RECORDS SUPPLIED start

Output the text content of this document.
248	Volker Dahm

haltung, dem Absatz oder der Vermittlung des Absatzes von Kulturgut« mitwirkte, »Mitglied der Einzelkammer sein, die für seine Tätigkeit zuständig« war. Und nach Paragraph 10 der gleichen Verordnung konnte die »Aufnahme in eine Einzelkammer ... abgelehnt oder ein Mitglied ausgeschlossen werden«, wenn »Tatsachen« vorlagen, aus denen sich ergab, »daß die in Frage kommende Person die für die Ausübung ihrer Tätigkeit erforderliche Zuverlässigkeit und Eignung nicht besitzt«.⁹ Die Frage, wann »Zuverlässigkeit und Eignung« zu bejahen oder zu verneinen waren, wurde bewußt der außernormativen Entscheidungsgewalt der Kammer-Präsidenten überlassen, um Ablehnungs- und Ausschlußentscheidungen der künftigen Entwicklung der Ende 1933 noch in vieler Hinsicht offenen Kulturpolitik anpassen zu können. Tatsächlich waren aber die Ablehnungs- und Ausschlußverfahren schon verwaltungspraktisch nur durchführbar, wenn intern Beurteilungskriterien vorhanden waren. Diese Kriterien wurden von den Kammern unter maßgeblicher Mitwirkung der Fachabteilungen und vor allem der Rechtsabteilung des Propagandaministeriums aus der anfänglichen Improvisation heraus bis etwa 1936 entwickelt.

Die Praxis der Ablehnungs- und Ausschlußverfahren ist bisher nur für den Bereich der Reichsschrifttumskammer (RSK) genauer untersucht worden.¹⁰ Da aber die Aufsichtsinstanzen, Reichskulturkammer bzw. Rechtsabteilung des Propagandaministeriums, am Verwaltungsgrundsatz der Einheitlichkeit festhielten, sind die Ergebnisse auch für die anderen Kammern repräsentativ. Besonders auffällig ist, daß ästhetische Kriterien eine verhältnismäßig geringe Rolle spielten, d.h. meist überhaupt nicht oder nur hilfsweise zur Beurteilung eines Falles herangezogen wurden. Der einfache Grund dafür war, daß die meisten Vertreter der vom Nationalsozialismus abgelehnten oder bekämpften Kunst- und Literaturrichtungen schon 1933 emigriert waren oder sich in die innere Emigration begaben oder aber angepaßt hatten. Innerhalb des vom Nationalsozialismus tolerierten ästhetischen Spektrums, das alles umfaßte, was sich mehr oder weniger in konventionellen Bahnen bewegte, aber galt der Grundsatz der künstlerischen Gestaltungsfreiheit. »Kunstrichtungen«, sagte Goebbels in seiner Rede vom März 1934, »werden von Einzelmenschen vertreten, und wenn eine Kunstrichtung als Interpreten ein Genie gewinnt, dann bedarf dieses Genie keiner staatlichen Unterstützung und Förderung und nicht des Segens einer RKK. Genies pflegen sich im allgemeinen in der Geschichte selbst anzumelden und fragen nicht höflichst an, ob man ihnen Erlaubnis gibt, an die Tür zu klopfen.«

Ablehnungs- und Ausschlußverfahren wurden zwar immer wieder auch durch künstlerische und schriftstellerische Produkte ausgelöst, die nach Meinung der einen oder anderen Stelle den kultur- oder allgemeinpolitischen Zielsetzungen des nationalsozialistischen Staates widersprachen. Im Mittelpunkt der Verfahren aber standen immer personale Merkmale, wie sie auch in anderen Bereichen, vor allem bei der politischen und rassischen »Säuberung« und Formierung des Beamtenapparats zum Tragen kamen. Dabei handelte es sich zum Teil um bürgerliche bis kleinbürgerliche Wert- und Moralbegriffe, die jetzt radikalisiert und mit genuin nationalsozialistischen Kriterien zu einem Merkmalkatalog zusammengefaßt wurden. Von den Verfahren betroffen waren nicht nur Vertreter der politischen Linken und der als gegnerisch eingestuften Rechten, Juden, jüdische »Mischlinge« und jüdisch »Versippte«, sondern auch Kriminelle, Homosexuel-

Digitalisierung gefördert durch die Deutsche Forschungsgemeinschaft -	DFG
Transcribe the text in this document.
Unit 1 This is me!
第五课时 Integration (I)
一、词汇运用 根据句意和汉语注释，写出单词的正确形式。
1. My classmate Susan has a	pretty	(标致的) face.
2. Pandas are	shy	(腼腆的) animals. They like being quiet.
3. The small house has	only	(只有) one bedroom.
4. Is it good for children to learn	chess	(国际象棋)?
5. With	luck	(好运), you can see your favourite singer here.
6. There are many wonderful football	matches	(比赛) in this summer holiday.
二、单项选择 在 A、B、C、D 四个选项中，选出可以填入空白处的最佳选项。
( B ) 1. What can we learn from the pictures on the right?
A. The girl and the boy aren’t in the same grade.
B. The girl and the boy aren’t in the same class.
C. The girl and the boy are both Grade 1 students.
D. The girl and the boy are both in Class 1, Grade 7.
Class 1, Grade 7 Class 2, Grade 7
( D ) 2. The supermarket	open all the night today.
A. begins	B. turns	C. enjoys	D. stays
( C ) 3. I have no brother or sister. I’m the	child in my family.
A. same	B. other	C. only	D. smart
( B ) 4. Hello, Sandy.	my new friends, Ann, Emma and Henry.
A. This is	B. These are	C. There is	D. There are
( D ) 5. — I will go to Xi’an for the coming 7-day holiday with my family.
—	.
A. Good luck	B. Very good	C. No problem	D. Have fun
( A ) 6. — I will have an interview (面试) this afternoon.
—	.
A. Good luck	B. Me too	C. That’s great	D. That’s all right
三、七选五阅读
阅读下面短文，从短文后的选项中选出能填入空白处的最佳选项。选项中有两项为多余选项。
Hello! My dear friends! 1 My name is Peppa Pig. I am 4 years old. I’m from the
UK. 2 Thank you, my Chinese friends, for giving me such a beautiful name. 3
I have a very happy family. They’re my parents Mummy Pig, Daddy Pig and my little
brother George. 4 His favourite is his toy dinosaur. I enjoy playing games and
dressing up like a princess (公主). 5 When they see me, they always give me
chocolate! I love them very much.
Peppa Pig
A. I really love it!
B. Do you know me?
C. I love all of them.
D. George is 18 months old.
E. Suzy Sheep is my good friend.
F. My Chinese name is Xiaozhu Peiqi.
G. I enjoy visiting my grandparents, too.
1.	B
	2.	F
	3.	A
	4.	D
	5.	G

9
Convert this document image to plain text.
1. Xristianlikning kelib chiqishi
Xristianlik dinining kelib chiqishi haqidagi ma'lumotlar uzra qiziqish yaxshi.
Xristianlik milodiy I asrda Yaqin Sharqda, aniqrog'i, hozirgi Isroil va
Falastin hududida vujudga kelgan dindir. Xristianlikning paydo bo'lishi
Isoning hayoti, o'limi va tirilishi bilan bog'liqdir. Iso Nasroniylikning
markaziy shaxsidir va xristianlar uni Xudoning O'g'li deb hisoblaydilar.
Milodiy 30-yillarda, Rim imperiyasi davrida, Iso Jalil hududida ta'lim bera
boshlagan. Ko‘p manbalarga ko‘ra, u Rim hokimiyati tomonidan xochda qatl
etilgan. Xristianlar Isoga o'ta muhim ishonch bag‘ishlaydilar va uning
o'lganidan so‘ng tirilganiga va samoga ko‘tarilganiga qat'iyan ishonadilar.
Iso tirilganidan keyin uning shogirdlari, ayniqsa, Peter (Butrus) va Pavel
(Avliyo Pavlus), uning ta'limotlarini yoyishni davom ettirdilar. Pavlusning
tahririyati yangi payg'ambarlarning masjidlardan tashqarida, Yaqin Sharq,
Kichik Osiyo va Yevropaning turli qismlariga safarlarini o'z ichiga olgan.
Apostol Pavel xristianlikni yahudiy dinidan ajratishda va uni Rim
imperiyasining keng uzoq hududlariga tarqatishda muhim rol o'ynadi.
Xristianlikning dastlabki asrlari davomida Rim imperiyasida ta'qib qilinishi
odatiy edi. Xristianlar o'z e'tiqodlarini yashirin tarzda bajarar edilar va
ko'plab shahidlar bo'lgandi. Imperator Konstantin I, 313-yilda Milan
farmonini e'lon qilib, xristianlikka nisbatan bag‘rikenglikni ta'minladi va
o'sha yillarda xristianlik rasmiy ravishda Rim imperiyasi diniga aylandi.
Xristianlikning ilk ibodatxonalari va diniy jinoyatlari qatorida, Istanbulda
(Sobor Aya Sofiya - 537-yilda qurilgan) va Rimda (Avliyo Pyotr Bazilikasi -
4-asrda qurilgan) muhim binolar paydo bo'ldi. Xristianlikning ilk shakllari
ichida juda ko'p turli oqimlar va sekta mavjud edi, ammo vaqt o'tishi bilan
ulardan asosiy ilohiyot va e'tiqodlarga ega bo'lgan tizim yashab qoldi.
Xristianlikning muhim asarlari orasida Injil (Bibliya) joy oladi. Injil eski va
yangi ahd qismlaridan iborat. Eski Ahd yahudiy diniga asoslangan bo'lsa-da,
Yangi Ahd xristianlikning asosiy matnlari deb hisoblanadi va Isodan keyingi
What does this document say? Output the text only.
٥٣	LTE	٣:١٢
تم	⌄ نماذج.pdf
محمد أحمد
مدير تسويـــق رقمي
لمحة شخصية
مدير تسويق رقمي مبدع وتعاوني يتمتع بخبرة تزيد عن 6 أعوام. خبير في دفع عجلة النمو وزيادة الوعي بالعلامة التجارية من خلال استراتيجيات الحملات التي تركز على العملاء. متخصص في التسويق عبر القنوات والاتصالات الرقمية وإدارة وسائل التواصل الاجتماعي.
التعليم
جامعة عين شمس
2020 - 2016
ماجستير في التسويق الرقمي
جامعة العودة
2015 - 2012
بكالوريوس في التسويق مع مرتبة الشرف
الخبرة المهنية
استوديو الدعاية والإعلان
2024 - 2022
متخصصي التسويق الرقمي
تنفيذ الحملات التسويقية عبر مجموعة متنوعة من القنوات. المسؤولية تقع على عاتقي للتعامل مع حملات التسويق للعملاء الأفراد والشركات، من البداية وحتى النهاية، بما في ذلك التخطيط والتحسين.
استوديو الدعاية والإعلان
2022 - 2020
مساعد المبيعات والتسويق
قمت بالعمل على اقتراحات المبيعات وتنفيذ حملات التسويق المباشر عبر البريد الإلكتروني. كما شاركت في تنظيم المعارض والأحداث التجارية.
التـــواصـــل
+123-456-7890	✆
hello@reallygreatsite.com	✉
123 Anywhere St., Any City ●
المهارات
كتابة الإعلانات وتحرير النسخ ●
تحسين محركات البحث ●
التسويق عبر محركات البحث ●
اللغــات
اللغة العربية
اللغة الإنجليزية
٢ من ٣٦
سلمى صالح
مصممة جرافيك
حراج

RECORDS SUPPLIED end

= INSTRUCTIONS FOR THE TASK =
Single out each line of the records above with the string "learn" in it, and copy it.

= EXERCISE RESULT =
4. Is it good for children to learn	chess	(国际象棋)?
( B ) 1. What can we learn from the pictures on the right?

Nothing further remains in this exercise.